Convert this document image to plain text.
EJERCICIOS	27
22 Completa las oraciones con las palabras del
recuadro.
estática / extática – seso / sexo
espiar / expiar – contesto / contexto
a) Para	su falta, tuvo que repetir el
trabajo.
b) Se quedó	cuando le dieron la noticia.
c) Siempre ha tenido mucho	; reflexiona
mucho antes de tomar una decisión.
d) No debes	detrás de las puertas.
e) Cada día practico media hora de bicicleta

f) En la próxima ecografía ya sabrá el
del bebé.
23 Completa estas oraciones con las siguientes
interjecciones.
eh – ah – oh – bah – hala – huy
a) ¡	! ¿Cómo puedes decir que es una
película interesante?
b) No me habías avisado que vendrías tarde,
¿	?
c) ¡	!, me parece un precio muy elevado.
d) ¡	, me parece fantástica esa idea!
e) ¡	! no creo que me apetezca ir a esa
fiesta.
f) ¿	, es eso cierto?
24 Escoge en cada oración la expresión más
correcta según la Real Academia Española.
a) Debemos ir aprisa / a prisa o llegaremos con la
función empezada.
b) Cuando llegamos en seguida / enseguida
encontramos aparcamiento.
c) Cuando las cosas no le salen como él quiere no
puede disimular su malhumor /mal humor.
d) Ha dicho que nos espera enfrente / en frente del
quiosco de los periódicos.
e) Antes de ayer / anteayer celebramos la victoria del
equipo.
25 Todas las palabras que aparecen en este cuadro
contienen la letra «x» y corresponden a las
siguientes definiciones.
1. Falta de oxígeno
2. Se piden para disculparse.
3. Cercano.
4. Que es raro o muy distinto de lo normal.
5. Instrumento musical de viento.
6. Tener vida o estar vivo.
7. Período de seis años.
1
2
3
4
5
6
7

· · · · · · ·

**EXERCISE DETAILS**
Pull every line containing the word "mucho" out of the entries above.

**ANSWER TO THIS TASK**
c) Siempre ha tenido mucho	; reflexiona
mucho antes de tomar una decisión.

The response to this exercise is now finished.